**ÉNONCÉ:** Recopiez intégralement l'extrait de page sur les alertes des dispositifs médicaux connectés, sans y changer un seul caractère.

Trop d’informations tue l’information

Autre défaut de maturité de la plupart de ces dispositifs médicaux connectés et notamment des implants cardiaques : comme ils sont difficiles à paramétrer très finement et ne prennent généralement pas en compte le dossier médical du patient, ces systèmes font remonter beaucoup trop d’alertes. Environ 90 % des anomalies détectées, qui nécessiteraient théoriquement l’intervention du médecin, ne correspondent pas en fait à un réel danger, mais sont de « faux positifs ». Dans ces conditions, submergés par une multitude d’informations, dont neuf sur dix ne présentent pas d’intérêt, de nombreux médecins ne font pas ou peu, en pratique, de télésurveillance… Ce qui peut représenter un risque pour les patients et tend à remettre en cause l’objectif même de ces dispositifs.

**Données de segmentation de page:**
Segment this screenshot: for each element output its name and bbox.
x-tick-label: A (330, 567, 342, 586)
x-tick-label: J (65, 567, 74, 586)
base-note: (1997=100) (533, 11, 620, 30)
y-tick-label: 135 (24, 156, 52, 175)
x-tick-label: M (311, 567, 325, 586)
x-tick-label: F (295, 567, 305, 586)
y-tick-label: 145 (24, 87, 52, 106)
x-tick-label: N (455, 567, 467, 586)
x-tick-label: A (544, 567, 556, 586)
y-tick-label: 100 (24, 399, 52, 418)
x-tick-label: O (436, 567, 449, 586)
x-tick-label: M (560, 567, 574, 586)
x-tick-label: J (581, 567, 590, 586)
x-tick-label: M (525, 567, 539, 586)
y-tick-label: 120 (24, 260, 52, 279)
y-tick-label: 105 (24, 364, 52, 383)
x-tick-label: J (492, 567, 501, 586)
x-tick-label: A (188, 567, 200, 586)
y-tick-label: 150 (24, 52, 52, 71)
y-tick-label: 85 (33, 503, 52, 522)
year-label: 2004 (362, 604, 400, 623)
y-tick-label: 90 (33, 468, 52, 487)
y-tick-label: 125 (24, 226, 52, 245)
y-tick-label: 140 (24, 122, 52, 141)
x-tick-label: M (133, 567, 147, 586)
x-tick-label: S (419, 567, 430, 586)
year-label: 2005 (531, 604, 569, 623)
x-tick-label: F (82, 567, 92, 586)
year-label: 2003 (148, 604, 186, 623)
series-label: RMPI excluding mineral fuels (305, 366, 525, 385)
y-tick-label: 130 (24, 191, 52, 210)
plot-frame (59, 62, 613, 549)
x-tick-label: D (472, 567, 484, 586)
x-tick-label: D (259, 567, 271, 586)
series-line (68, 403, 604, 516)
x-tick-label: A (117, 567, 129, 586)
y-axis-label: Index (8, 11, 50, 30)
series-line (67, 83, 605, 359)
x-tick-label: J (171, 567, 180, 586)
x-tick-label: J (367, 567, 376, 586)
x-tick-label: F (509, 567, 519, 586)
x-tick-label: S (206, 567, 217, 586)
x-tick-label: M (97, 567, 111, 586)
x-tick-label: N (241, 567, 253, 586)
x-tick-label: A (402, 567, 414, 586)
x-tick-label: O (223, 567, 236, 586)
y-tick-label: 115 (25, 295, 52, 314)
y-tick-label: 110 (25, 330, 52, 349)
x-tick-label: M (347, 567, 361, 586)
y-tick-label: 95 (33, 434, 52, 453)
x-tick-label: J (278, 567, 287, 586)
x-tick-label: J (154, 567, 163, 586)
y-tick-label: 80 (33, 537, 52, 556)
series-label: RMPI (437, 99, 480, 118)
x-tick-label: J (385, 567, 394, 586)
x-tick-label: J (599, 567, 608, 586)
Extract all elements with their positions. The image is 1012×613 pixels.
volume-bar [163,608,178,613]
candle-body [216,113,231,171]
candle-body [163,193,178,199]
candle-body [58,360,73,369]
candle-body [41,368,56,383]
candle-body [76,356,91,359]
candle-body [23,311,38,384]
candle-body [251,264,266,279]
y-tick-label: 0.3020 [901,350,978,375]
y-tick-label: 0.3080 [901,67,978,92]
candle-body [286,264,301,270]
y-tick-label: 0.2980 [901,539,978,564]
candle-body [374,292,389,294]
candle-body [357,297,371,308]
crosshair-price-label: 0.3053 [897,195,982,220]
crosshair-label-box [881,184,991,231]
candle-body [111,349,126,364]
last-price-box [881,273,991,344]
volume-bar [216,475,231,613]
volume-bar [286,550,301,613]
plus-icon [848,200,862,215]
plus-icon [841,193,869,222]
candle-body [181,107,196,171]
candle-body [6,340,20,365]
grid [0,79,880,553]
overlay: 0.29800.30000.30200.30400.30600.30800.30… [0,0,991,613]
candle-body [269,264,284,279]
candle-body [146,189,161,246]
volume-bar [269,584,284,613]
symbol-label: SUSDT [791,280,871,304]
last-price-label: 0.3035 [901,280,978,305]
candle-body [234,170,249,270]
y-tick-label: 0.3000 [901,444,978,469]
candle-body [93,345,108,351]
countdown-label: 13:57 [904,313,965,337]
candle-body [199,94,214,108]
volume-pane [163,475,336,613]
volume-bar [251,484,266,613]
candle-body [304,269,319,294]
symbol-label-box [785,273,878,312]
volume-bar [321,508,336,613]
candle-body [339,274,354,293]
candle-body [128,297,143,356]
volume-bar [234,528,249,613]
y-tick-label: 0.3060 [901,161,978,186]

**SOLUTION:**
Trop d’informations tue l’information

Autre défaut de maturité de la plupart de ces dispositifs médicaux connectés et notamment des implants cardiaques : comme ils sont difficiles à paramétrer très finement et ne prennent généralement pas en compte le dossier médical du patient, ces systèmes font remonter beaucoup trop d’alertes. Environ 90 % des anomalies détectées, qui nécessiteraient théoriquement l’intervention du médecin, ne correspondent pas en fait à un réel danger, mais sont de « faux positifs ». Dans ces conditions, submergés par une multitude d’informations, dont neuf sur dix ne présentent pas d’intérêt, de nombreux médecins ne font pas ou peu, en pratique, de télésurveillance… Ce qui peut représenter un risque pour les patients et tend à remettre en cause l’objectif même de ces dispositifs.